Write down every entry below once more, exactly.

** Start of Listing **

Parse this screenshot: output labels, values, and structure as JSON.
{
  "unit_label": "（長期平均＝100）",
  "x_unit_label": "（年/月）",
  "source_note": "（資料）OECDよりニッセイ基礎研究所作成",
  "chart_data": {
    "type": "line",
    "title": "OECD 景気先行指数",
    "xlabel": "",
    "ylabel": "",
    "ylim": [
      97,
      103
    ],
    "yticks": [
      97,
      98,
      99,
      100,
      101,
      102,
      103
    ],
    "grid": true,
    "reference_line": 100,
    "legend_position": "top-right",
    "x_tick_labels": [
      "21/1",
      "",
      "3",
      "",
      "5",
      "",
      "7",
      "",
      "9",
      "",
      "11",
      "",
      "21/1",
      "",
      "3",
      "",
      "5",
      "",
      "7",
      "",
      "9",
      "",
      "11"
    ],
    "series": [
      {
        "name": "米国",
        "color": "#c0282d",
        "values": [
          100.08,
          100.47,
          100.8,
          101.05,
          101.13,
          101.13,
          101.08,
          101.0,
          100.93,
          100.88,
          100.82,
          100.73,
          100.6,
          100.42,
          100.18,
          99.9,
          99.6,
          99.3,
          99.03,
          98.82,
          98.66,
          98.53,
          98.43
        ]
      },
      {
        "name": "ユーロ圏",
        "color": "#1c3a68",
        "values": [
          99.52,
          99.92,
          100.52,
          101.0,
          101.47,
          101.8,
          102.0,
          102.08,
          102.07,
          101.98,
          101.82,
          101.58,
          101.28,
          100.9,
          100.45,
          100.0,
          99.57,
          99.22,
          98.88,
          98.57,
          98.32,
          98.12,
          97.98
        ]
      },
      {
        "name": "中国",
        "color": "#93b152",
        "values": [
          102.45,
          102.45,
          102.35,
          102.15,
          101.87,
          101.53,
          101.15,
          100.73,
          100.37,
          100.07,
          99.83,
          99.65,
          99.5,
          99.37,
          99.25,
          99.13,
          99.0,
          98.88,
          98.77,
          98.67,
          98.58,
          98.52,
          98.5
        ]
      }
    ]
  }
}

** End of Listing **

### [Task solution]
Parse this screenshot: output labels, values, and structure as JSON.
{
  "unit_label": "（長期平均＝100）",
  "x_unit_label": "（年/月）",
  "source_note": "（資料）OECDよりニッセイ基礎研究所作成",
  "chart_data": {
    "type": "line",
    "title": "OECD 景気先行指数",
    "xlabel": "",
    "ylabel": "",
    "ylim": [
      97,
      103
    ],
    "yticks": [
      97,
      98,
      99,
      100,
      101,
      102,
      103
    ],
    "grid": true,
    "reference_line": 100,
    "legend_position": "top-right",
    "x_tick_labels": [
      "21/1",
      "",
      "3",
      "",
      "5",
      "",
      "7",
      "",
      "9",
      "",
      "11",
      "",
      "21/1",
      "",
      "3",
      "",
      "5",
      "",
      "7",
      "",
      "9",
      "",
      "11"
    ],
    "series": [
      {
        "name": "米国",
        "color": "#c0282d",
        "values": [
          100.08,
          100.47,
          100.8,
          101.05,
          101.13,
          101.13,
          101.08,
          101.0,
          100.93,
          100.88,
          100.82,
          100.73,
          100.6,
          100.42,
          100.18,
          99.9,
          99.6,
          99.3,
          99.03,
          98.82,
          98.66,
          98.53,
          98.43
        ]
      },
      {
        "name": "ユーロ圏",
        "color": "#1c3a68",
        "values": [
          99.52,
          99.92,
          100.52,
          101.0,
          101.47,
          101.8,
          102.0,
          102.08,
          102.07,
          101.98,
          101.82,
          101.58,
          101.28,
          100.9,
          100.45,
          100.0,
          99.57,
          99.22,
          98.88,
          98.57,
          98.32,
          98.12,
          97.98
        ]
      },
      {
        "name": "中国",
        "color": "#93b152",
        "values": [
          102.45,
          102.45,
          102.35,
          102.15,
          101.87,
          101.53,
          101.15,
          100.73,
          100.37,
          100.07,
          99.83,
          99.65,
          99.5,
          99.37,
          99.25,
          99.13,
          99.0,
          98.88,
          98.77,
          98.67,
          98.58,
          98.52,
          98.5
        ]
      }
    ]
  }
}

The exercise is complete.